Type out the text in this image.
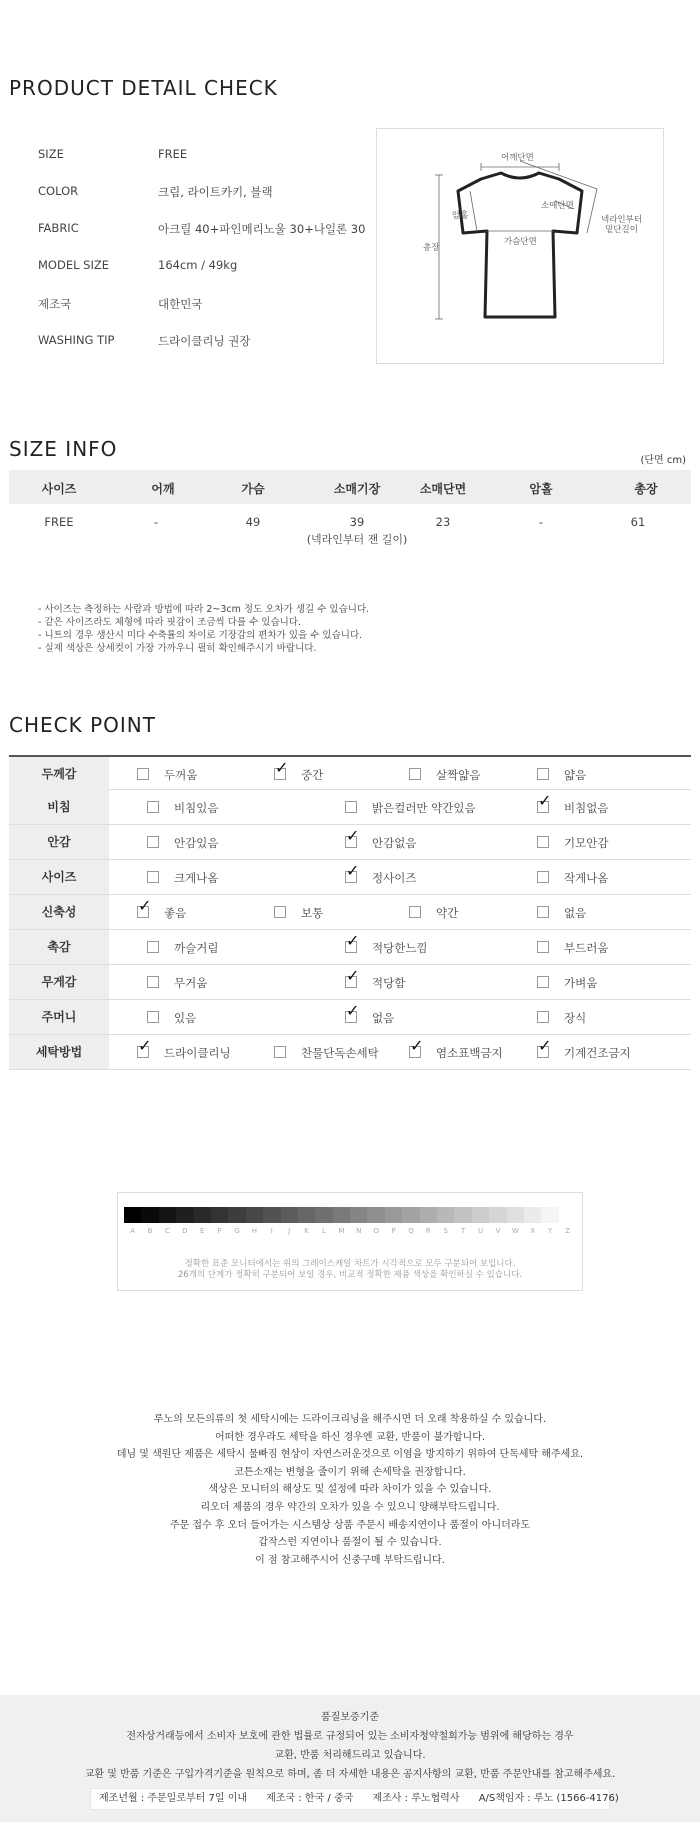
PRODUCT DETAIL CHECK
SIZE	FREE
COLOR	크림, 라이트카키, 블랙
FABRIC	아크릴 40+파인메리노울 30+나일론 30
MODEL SIZE	164cm / 49kg
제조국	대한민국
WASHING TIP	드라이클리닝 권장
어깨단면
소매단면
암홀
가슴단면
총장
넥라인부터
밑단길이
SIZE INFO	(단면 cm)
사이즈	어깨	가슴	소매기장	소매단면	암홀	총장
FREE	-	49	39	23	-	61
(넥라인부터 잰 길이)
- 사이즈는 측정하는 사람과 방법에 따라 2~3cm 정도 오차가 생길 수 있습니다.
- 같은 사이즈라도 체형에 따라 핏감이 조금씩 다를 수 있습니다.
- 니트의 경우 생산시 미다 수축률의 차이로 기장감의 편차가 있을 수 있습니다.
- 실제 색상은 상세컷이 가장 가까우니 필히 확인해주시기 바랍니다.
CHECK POINT
두께감	두꺼움	✓ 중간	살짝얇음	얇음
비침	비침있음	밝은컬러만 약간있음	✓ 비침없음
안감	안감있음	✓ 안감없음	기모안감
사이즈	크게나옴	✓ 정사이즈	작게나옴
신축성	✓ 좋음	보통	약간	없음
촉감	까슬거림	✓ 적당한느낌	부드러움
무게감	무거움	✓ 적당함	가벼움
주머니	있음	✓ 없음	장식
세탁방법	✓ 드라이클리닝	찬물단독손세탁 ✓ 염소표백금지 ✓ 기계건조금지
A	B	C	D	E	F	G	H	I	J	K	L	M	N	O	P	Q	R	S	T	U	V	W	X	Y	Z
정확한 표준 모니터에서는 위의 그레이스케일 차트가 시각적으로 모두 구분되어 보입니다.
26개의 단계가 정확히 구분되어 보일 경우, 비교적 정확한 제품 색상을 확인하실 수 있습니다.
루노의 모든의류의 첫 세탁시에는 드라이크리닝을 해주시면 더 오래 착용하실 수 있습니다.
어떠한 경우라도 세탁을 하신 경우엔 교환, 반품이 불가합니다.
데님 및 색원단 제품은 세탁시 물빠짐 현상이 자연스러운것으로 이염을 방지하기 위하여 단독세탁 해주세요.
코튼소재는 변형을 줄이기 위해 손세탁을 권장합니다.
색상은 모니터의 해상도 및 설정에 따라 차이가 있을 수 있습니다.
리오더 제품의 경우 약간의 오차가 있을 수 있으니 양해부탁드립니다.
주문 접수 후 오더 들어가는 시스템상 상품 주문시 배송지연이나 품절이 아니더라도
갑작스런 지연이나 품절이 될 수 있습니다.
이 점 참고해주시어 신중구매 부탁드립니다.
품질보증기준
전자상거래등에서 소비자 보호에 관한 법률로 규정되어 있는 소비자청약철회가능 범위에 해당하는 경우
교환, 반품 처리해드리고 있습니다.
교환 및 반품 기준은 구입가격기준을 원칙으로 하며, 좀 더 자세한 내용은 공지사항의 교환, 반품 주문안내를 참고해주세요.
제조년월 : 주문일로부터 7일 이내 제조국 : 한국 / 중국 제조사 : 루노협력사 A/S책임자 : 루노 (1566-4176)
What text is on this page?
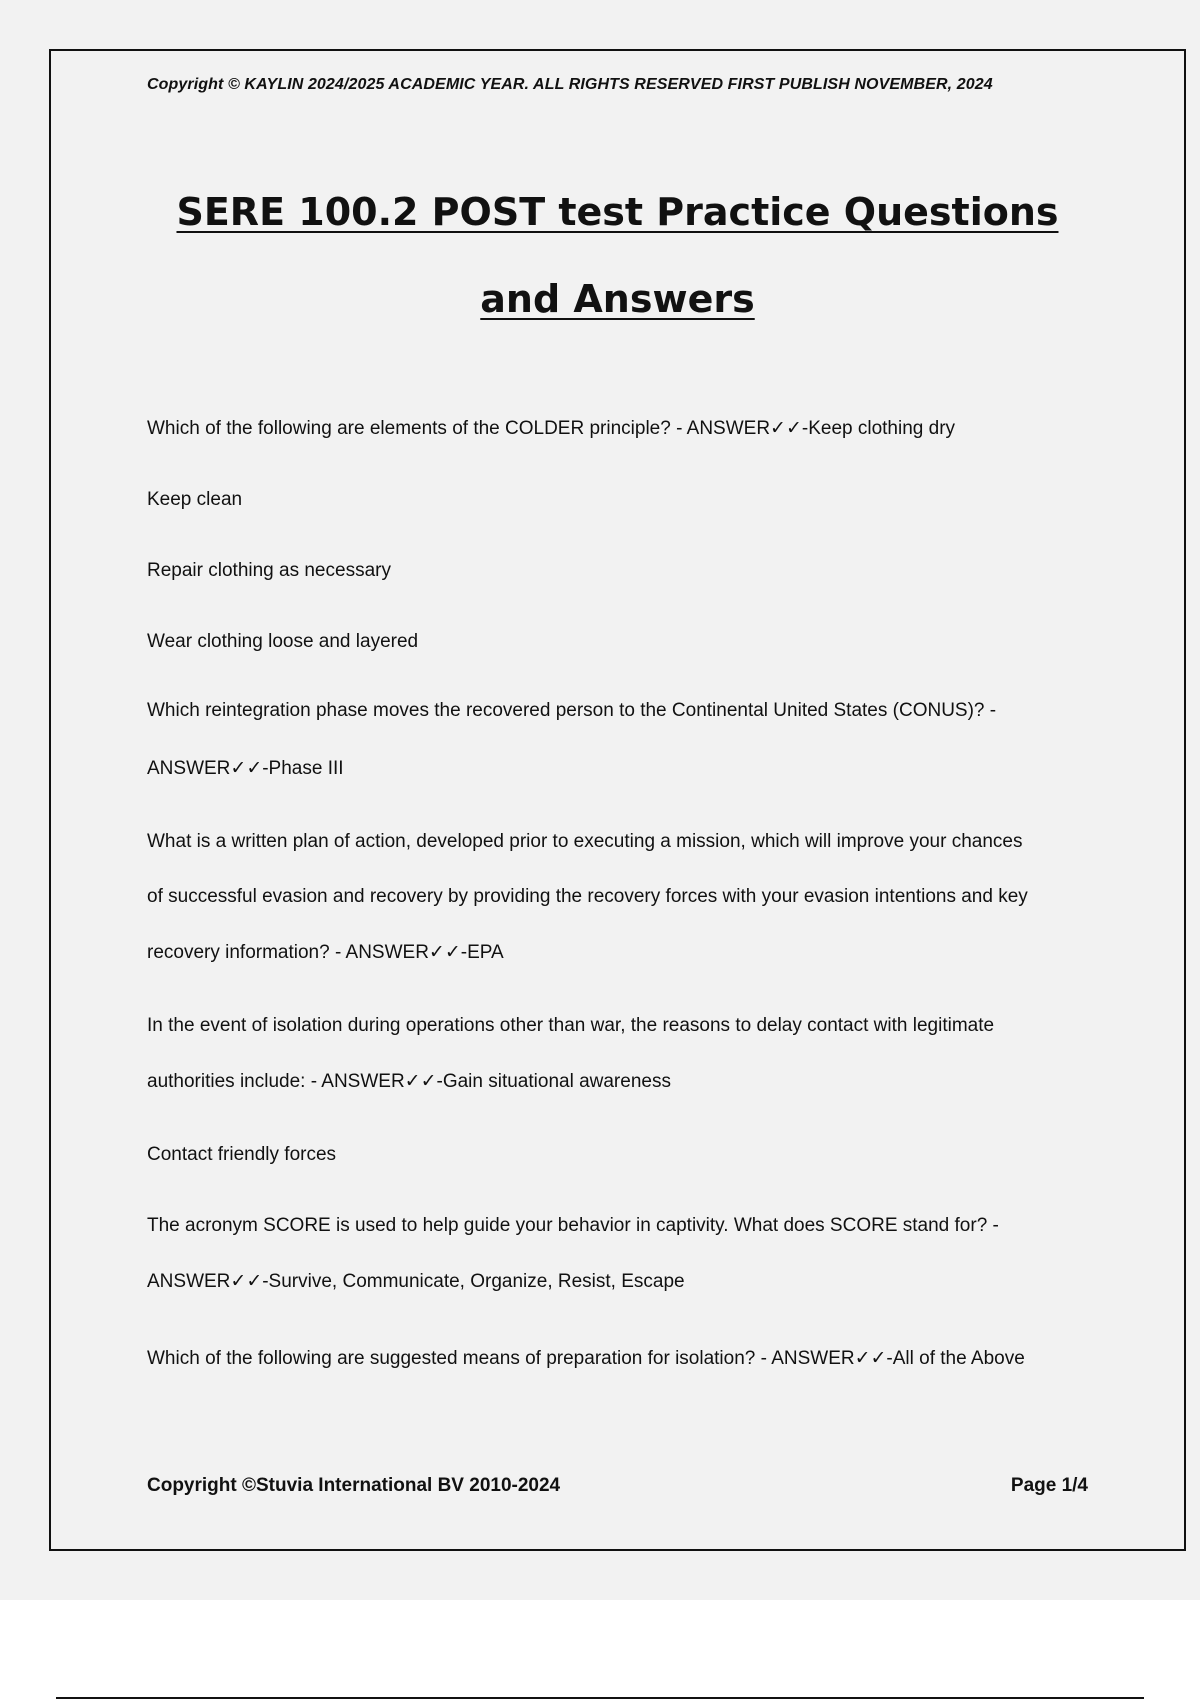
Copyright © KAYLIN 2024/2025 ACADEMIC YEAR. ALL RIGHTS RESERVED FIRST PUBLISH NOVEMBER, 2024
SERE 100.2 POST test Practice Questions
and Answers

Which of the following are elements of the COLDER principle? - ANSWER✓✓-Keep clothing dry

Keep clean

Repair clothing as necessary

Wear clothing loose and layered

Which reintegration phase moves the recovered person to the Continental United States (CONUS)? -

ANSWER✓✓-Phase III

What is a written plan of action, developed prior to executing a mission, which will improve your chances

of successful evasion and recovery by providing the recovery forces with your evasion intentions and key

recovery information? - ANSWER✓✓-EPA

In the event of isolation during operations other than war, the reasons to delay contact with legitimate

authorities include: - ANSWER✓✓-Gain situational awareness

Contact friendly forces

The acronym SCORE is used to help guide your behavior in captivity. What does SCORE stand for? -

ANSWER✓✓-Survive, Communicate, Organize, Resist, Escape

Which of the following are suggested means of preparation for isolation? - ANSWER✓✓-All of the Above

Copyright ©Stuvia International BV 2010-2024	Page 1/4
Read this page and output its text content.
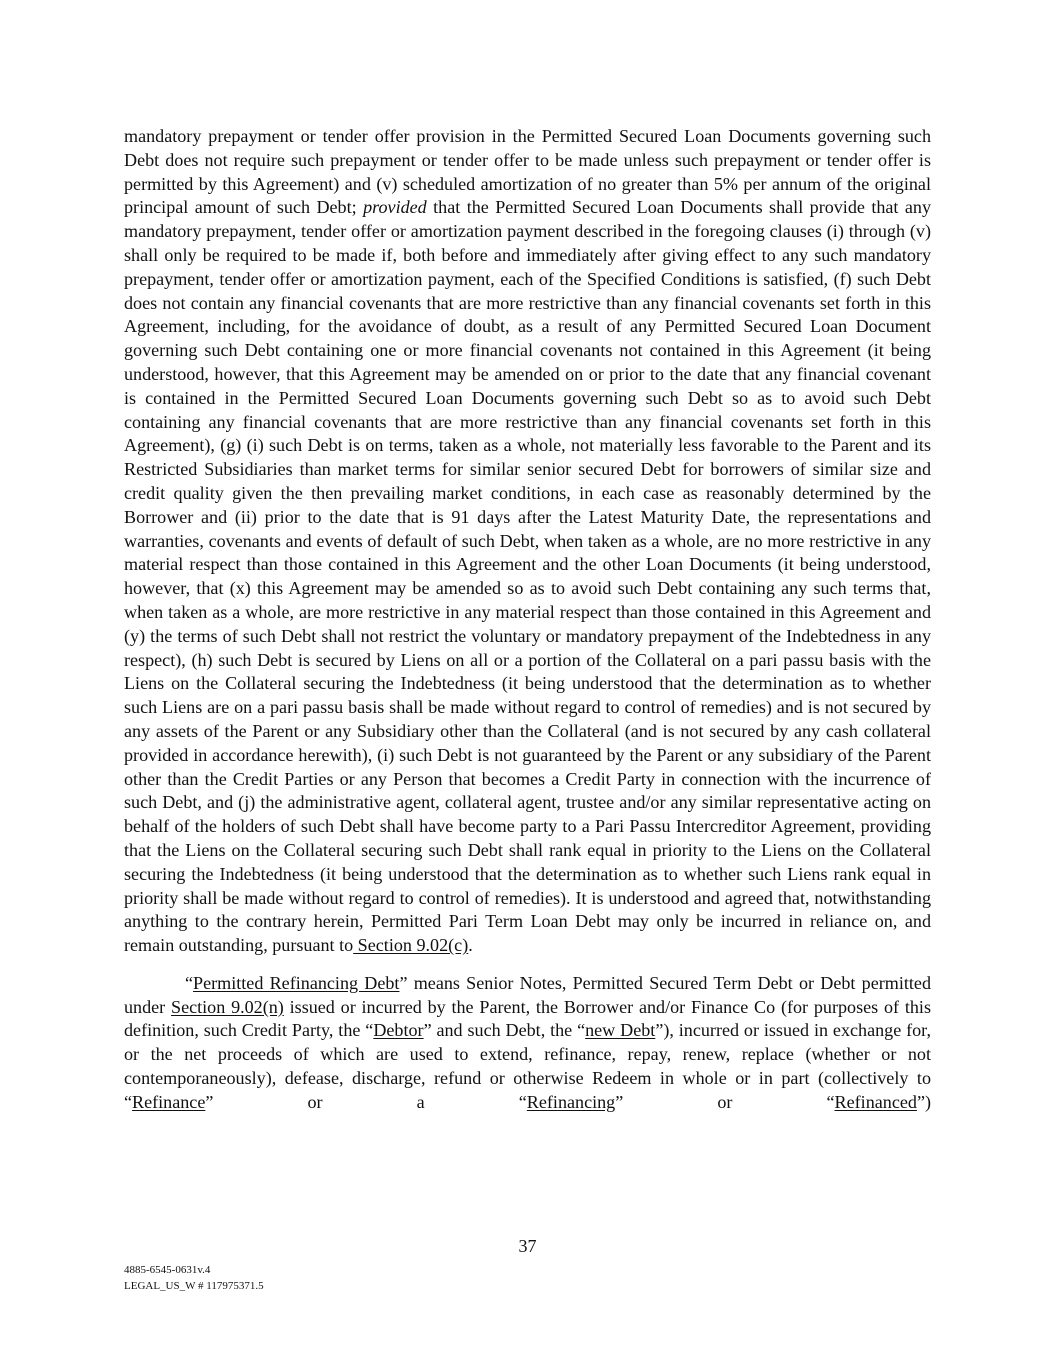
mandatory prepayment or tender offer provision in the Permitted Secured Loan Documents governing such Debt does not require such prepayment or tender offer to be made unless such prepayment or tender offer is permitted by this Agreement) and (v) scheduled amortization of no greater than 5% per annum of the original principal amount of such Debt; provided that the Permitted Secured Loan Documents shall provide that any mandatory prepayment, tender offer or amortization payment described in the foregoing clauses (i) through (v) shall only be required to be made if, both before and immediately after giving effect to any such mandatory prepayment, tender offer or amortization payment, each of the Specified Conditions is satisfied, (f) such Debt does not contain any financial covenants that are more restrictive than any financial covenants set forth in this Agreement, including, for the avoidance of doubt, as a result of any Permitted Secured Loan Document governing such Debt containing one or more financial covenants not contained in this Agreement (it being understood, however, that this Agreement may be amended on or prior to the date that any financial covenant is contained in the Permitted Secured Loan Documents governing such Debt so as to avoid such Debt containing any financial covenants that are more restrictive than any financial covenants set forth in this Agreement), (g) (i) such Debt is on terms, taken as a whole, not materially less favorable to the Parent and its Restricted Subsidiaries than market terms for similar senior secured Debt for borrowers of similar size and credit quality given the then prevailing market conditions, in each case as reasonably determined by the Borrower and (ii) prior to the date that is 91 days after the Latest Maturity Date, the representations and warranties, covenants and events of default of such Debt, when taken as a whole, are no more restrictive in any material respect than those contained in this Agreement and the other Loan Documents (it being understood, however, that (x) this Agreement may be amended so as to avoid such Debt containing any such terms that, when taken as a whole, are more restrictive in any material respect than those contained in this Agreement and (y) the terms of such Debt shall not restrict the voluntary or mandatory prepayment of the Indebtedness in any respect), (h) such Debt is secured by Liens on all or a portion of the Collateral on a pari passu basis with the Liens on the Collateral securing the Indebtedness (it being understood that the determination as to whether such Liens are on a pari passu basis shall be made without regard to control of remedies) and is not secured by any assets of the Parent or any Subsidiary other than the Collateral (and is not secured by any cash collateral provided in accordance herewith), (i) such Debt is not guaranteed by the Parent or any subsidiary of the Parent other than the Credit Parties or any Person that becomes a Credit Party in connection with the incurrence of such Debt, and (j) the administrative agent, collateral agent, trustee and/or any similar representative acting on behalf of the holders of such Debt shall have become party to a Pari Passu Intercreditor Agreement, providing that the Liens on the Collateral securing such Debt shall rank equal in priority to the Liens on the Collateral securing the Indebtedness (it being understood that the determination as to whether such Liens rank equal in priority shall be made without regard to control of remedies). It is understood and agreed that, notwithstanding anything to the contrary herein, Permitted Pari Term Loan Debt may only be incurred in reliance on, and remain outstanding, pursuant to Section 9.02(c).

“Permitted Refinancing Debt” means Senior Notes, Permitted Secured Term Debt or Debt permitted under Section 9.02(n) issued or incurred by the Parent, the Borrower and/or Finance Co (for purposes of this definition, such Credit Party, the “Debtor” and such Debt, the “new Debt”), incurred or issued in exchange for, or the net proceeds of which are used to extend, refinance, repay, renew, replace (whether or not contemporaneously), defease, discharge, refund or otherwise Redeem in whole or in part (collectively to “Refinance” or a “Refinancing” or “Refinanced”)

37
4885-6545-0631v.4
LEGAL_US_W # 117975371.5
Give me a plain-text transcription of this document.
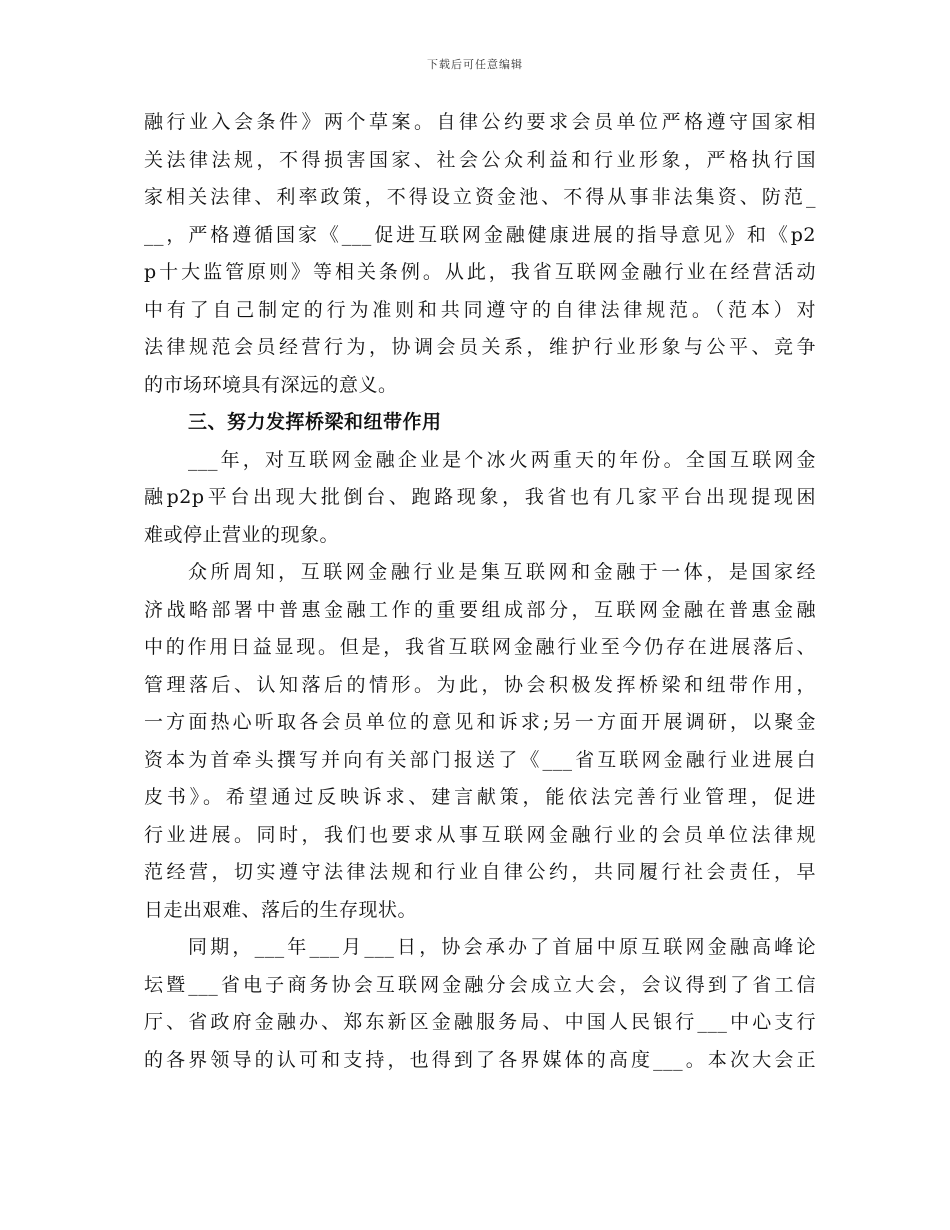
下载后可任意编辑
融行业入会条件》两个草案。自律公约要求会员单位严格遵守国家相
关法律法规，不得损害国家、社会公众利益和行业形象，严格执行国
家相关法律、利率政策，不得设立资金池、不得从事非法集资、防范_
__，严格遵循国家《___促进互联网金融健康进展的指导意见》和《p2
p十大监管原则》等相关条例。从此，我省互联网金融行业在经营活动
中有了自己制定的行为准则和共同遵守的自律法律规范。（范本）对
法律规范会员经营行为，协调会员关系，维护行业形象与公平、竞争
的市场环境具有深远的意义。
三、努力发挥桥梁和纽带作用
___年，对互联网金融企业是个冰火两重天的年份。全国互联网金
融p2p平台出现大批倒台、跑路现象，我省也有几家平台出现提现困
难或停止营业的现象。
众所周知，互联网金融行业是集互联网和金融于一体，是国家经
济战略部署中普惠金融工作的重要组成部分，互联网金融在普惠金融
中的作用日益显现。但是，我省互联网金融行业至今仍存在进展落后、
管理落后、认知落后的情形。为此，协会积极发挥桥梁和纽带作用，
一方面热心听取各会员单位的意见和诉求;另一方面开展调研，以聚金
资本为首牵头撰写并向有关部门报送了《___省互联网金融行业进展白
皮书》。希望通过反映诉求、建言献策，能依法完善行业管理，促进
行业进展。同时，我们也要求从事互联网金融行业的会员单位法律规
范经营，切实遵守法律法规和行业自律公约，共同履行社会责任，早
日走出艰难、落后的生存现状。
同期，___年___月___日，协会承办了首届中原互联网金融高峰论
坛暨___省电子商务协会互联网金融分会成立大会，会议得到了省工信
厅、省政府金融办、郑东新区金融服务局、中国人民银行___中心支行
的各界领导的认可和支持，也得到了各界媒体的高度___。本次大会正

_ _ _ _ _ _ _

Do this:
From the data above, pick out each line containing "recovery" and copy it.

Solution to the problem:
of successful evasion and recovery by providing the recovery forces with your evasion intentions and key
recovery information? - ANSWER✓✓-EPA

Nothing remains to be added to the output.